Dataset listings of figures
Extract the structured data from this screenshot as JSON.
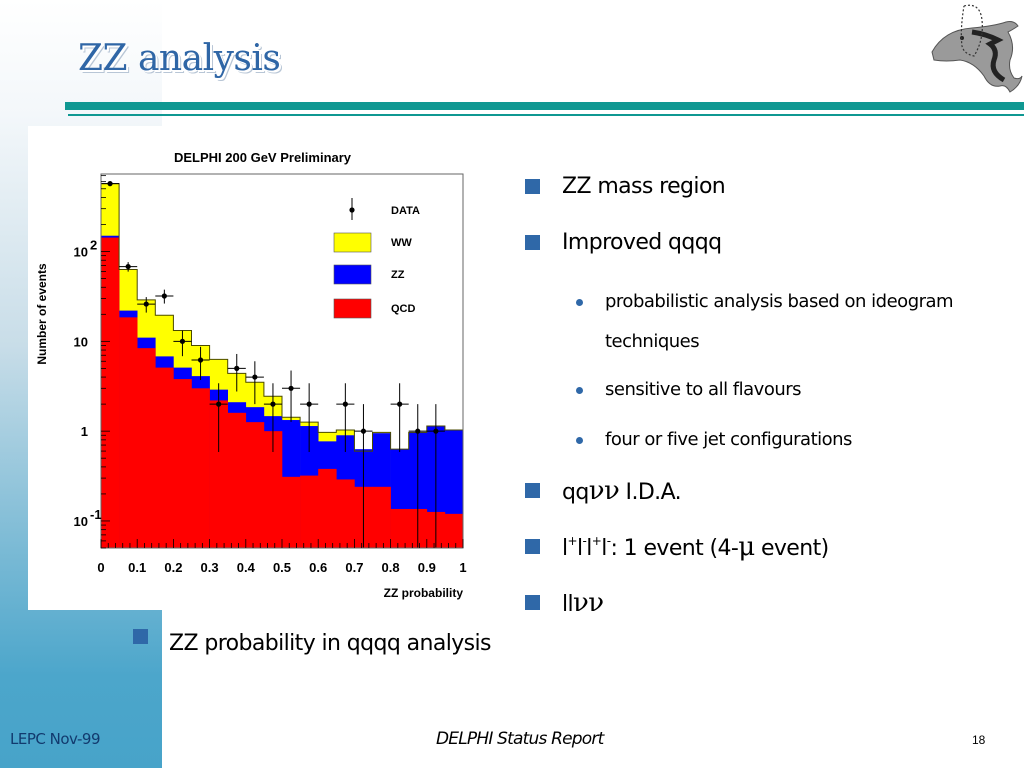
{
  "slide": {
    "title": "ZZ analysis",
    "logo": "delphi-dolphin-logo-icon",
    "accent_color": "#0f9892",
    "bullet_color": "#2f68a8"
  },
  "right_bullets": [
    {
      "level": 1,
      "text": "ZZ mass region"
    },
    {
      "level": 1,
      "text": "Improved qqqq"
    },
    {
      "level": 2,
      "text": "probabilistic analysis based on ideogram techniques"
    },
    {
      "level": 2,
      "text": "sensitive to all flavours"
    },
    {
      "level": 2,
      "text": "four or five jet configurations"
    },
    {
      "level": 1,
      "text_prefix": "qq",
      "greek": "νν",
      "text_suffix": " I.D.A."
    },
    {
      "level": 1,
      "parts": [
        "l",
        "+",
        "l",
        "-",
        "l",
        "+",
        "l",
        "-"
      ],
      "text_mid": ": 1 event (4-",
      "greek": "μ",
      "text_suffix": " event)"
    },
    {
      "level": 1,
      "text_prefix": "ll",
      "greek": "νν",
      "text_suffix": ""
    }
  ],
  "left_bullet": {
    "text": "ZZ probability in qqqq analysis"
  },
  "footer": {
    "left": "LEPC Nov-99",
    "center": "DELPHI Status Report",
    "page": "18"
  },
  "chart_data": {
    "type": "bar",
    "subtype": "stacked-histogram-log",
    "title": "DELPHI 200 GeV Preliminary",
    "xlabel": "ZZ probability",
    "ylabel": "Number of events",
    "xlim": [
      0,
      1
    ],
    "ylim": [
      0.05,
      730
    ],
    "yscale": "log",
    "x_ticks": [
      "0",
      "0.1",
      "0.2",
      "0.3",
      "0.4",
      "0.5",
      "0.6",
      "0.7",
      "0.8",
      "0.9",
      "1"
    ],
    "x_tick_values": [
      0,
      0.1,
      0.2,
      0.3,
      0.4,
      0.5,
      0.6,
      0.7,
      0.8,
      0.9,
      1.0
    ],
    "y_ticks": [
      {
        "value": 100,
        "base": "10",
        "exp": "2"
      },
      {
        "value": 10,
        "base": "10",
        "exp": ""
      },
      {
        "value": 1,
        "base": "1",
        "exp": ""
      },
      {
        "value": 0.1,
        "base": "10",
        "exp": "-1"
      }
    ],
    "bin_width": 0.05,
    "bin_edges_start": [
      0,
      0.05,
      0.1,
      0.15,
      0.2,
      0.25,
      0.3,
      0.35,
      0.4,
      0.45,
      0.5,
      0.55,
      0.6,
      0.65,
      0.7,
      0.75,
      0.8,
      0.85,
      0.9,
      0.95
    ],
    "legend": {
      "position": "top-right",
      "entries": [
        {
          "name": "DATA",
          "kind": "marker",
          "color": "#000000"
        },
        {
          "name": "WW",
          "kind": "box",
          "color": "#ffff00"
        },
        {
          "name": "ZZ",
          "kind": "box",
          "color": "#0000ff"
        },
        {
          "name": "QCD",
          "kind": "box",
          "color": "#ff0000"
        }
      ]
    },
    "series": [
      {
        "name": "QCD",
        "color": "#ff0000",
        "cumulative_top": [
          143,
          18.5,
          8.4,
          5.1,
          3.8,
          3.0,
          2.2,
          1.6,
          1.26,
          1.0,
          0.31,
          0.32,
          0.38,
          0.29,
          0.24,
          0.24,
          0.136,
          0.136,
          0.126,
          0.12
        ]
      },
      {
        "name": "ZZ",
        "color": "#0000ff",
        "cumulative_top": [
          150,
          22,
          11,
          6.8,
          5.1,
          4.1,
          2.9,
          2.1,
          1.85,
          1.47,
          1.33,
          1.14,
          0.77,
          0.9,
          0.63,
          0.95,
          0.63,
          0.97,
          1.14,
          1.03
        ]
      },
      {
        "name": "WW",
        "color": "#ffff00",
        "cumulative_top": [
          570,
          63,
          29,
          19.5,
          13.2,
          9.0,
          6.3,
          4.4,
          3.5,
          2.45,
          1.43,
          1.26,
          0.97,
          1.03,
          0.6,
          0.97,
          0.63,
          0.97,
          1.14,
          1.03
        ]
      }
    ],
    "data_points": [
      {
        "x": 0.025,
        "y": 570
      },
      {
        "x": 0.075,
        "y": 68
      },
      {
        "x": 0.125,
        "y": 26
      },
      {
        "x": 0.175,
        "y": 32
      },
      {
        "x": 0.225,
        "y": 10
      },
      {
        "x": 0.275,
        "y": 6.2
      },
      {
        "x": 0.325,
        "y": 2
      },
      {
        "x": 0.375,
        "y": 5
      },
      {
        "x": 0.425,
        "y": 4
      },
      {
        "x": 0.475,
        "y": 2
      },
      {
        "x": 0.525,
        "y": 3
      },
      {
        "x": 0.575,
        "y": 2
      },
      {
        "x": 0.675,
        "y": 2
      },
      {
        "x": 0.725,
        "y": 1
      },
      {
        "x": 0.825,
        "y": 2
      },
      {
        "x": 0.875,
        "y": 1
      },
      {
        "x": 0.925,
        "y": 1
      }
    ]
  }
}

**What is asked:**
Omitting all images, print the listing exactly.

**Output of the task:**
Extract the structured data from this screenshot as JSON.
{
  "slide": {
    "title": "ZZ analysis",
    "logo": "delphi-dolphin-logo-icon",
    "accent_color": "#0f9892",
    "bullet_color": "#2f68a8"
  },
  "right_bullets": [
    {
      "level": 1,
      "text": "ZZ mass region"
    },
    {
      "level": 1,
      "text": "Improved qqqq"
    },
    {
      "level": 2,
      "text": "probabilistic analysis based on ideogram techniques"
    },
    {
      "level": 2,
      "text": "sensitive to all flavours"
    },
    {
      "level": 2,
      "text": "four or five jet configurations"
    },
    {
      "level": 1,
      "text_prefix": "qq",
      "greek": "νν",
      "text_suffix": " I.D.A."
    },
    {
      "level": 1,
      "parts": [
        "l",
        "+",
        "l",
        "-",
        "l",
        "+",
        "l",
        "-"
      ],
      "text_mid": ": 1 event (4-",
      "greek": "μ",
      "text_suffix": " event)"
    },
    {
      "level": 1,
      "text_prefix": "ll",
      "greek": "νν",
      "text_suffix": ""
    }
  ],
  "left_bullet": {
    "text": "ZZ probability in qqqq analysis"
  },
  "footer": {
    "left": "LEPC Nov-99",
    "center": "DELPHI Status Report",
    "page": "18"
  },
  "chart_data": {
    "type": "bar",
    "subtype": "stacked-histogram-log",
    "title": "DELPHI 200 GeV Preliminary",
    "xlabel": "ZZ probability",
    "ylabel": "Number of events",
    "xlim": [
      0,
      1
    ],
    "ylim": [
      0.05,
      730
    ],
    "yscale": "log",
    "x_ticks": [
      "0",
      "0.1",
      "0.2",
      "0.3",
      "0.4",
      "0.5",
      "0.6",
      "0.7",
      "0.8",
      "0.9",
      "1"
    ],
    "x_tick_values": [
      0,
      0.1,
      0.2,
      0.3,
      0.4,
      0.5,
      0.6,
      0.7,
      0.8,
      0.9,
      1.0
    ],
    "y_ticks": [
      {
        "value": 100,
        "base": "10",
        "exp": "2"
      },
      {
        "value": 10,
        "base": "10",
        "exp": ""
      },
      {
        "value": 1,
        "base": "1",
        "exp": ""
      },
      {
        "value": 0.1,
        "base": "10",
        "exp": "-1"
      }
    ],
    "bin_width": 0.05,
    "bin_edges_start": [
      0,
      0.05,
      0.1,
      0.15,
      0.2,
      0.25,
      0.3,
      0.35,
      0.4,
      0.45,
      0.5,
      0.55,
      0.6,
      0.65,
      0.7,
      0.75,
      0.8,
      0.85,
      0.9,
      0.95
    ],
    "legend": {
      "position": "top-right",
      "entries": [
        {
          "name": "DATA",
          "kind": "marker",
          "color": "#000000"
        },
        {
          "name": "WW",
          "kind": "box",
          "color": "#ffff00"
        },
        {
          "name": "ZZ",
          "kind": "box",
          "color": "#0000ff"
        },
        {
          "name": "QCD",
          "kind": "box",
          "color": "#ff0000"
        }
      ]
    },
    "series": [
      {
        "name": "QCD",
        "color": "#ff0000",
        "cumulative_top": [
          143,
          18.5,
          8.4,
          5.1,
          3.8,
          3.0,
          2.2,
          1.6,
          1.26,
          1.0,
          0.31,
          0.32,
          0.38,
          0.29,
          0.24,
          0.24,
          0.136,
          0.136,
          0.126,
          0.12
        ]
      },
      {
        "name": "ZZ",
        "color": "#0000ff",
        "cumulative_top": [
          150,
          22,
          11,
          6.8,
          5.1,
          4.1,
          2.9,
          2.1,
          1.85,
          1.47,
          1.33,
          1.14,
          0.77,
          0.9,
          0.63,
          0.95,
          0.63,
          0.97,
          1.14,
          1.03
        ]
      },
      {
        "name": "WW",
        "color": "#ffff00",
        "cumulative_top": [
          570,
          63,
          29,
          19.5,
          13.2,
          9.0,
          6.3,
          4.4,
          3.5,
          2.45,
          1.43,
          1.26,
          0.97,
          1.03,
          0.6,
          0.97,
          0.63,
          0.97,
          1.14,
          1.03
        ]
      }
    ],
    "data_points": [
      {
        "x": 0.025,
        "y": 570
      },
      {
        "x": 0.075,
        "y": 68
      },
      {
        "x": 0.125,
        "y": 26
      },
      {
        "x": 0.175,
        "y": 32
      },
      {
        "x": 0.225,
        "y": 10
      },
      {
        "x": 0.275,
        "y": 6.2
      },
      {
        "x": 0.325,
        "y": 2
      },
      {
        "x": 0.375,
        "y": 5
      },
      {
        "x": 0.425,
        "y": 4
      },
      {
        "x": 0.475,
        "y": 2
      },
      {
        "x": 0.525,
        "y": 3
      },
      {
        "x": 0.575,
        "y": 2
      },
      {
        "x": 0.675,
        "y": 2
      },
      {
        "x": 0.725,
        "y": 1
      },
      {
        "x": 0.825,
        "y": 2
      },
      {
        "x": 0.875,
        "y": 1
      },
      {
        "x": 0.925,
        "y": 1
      }
    ]
  }
}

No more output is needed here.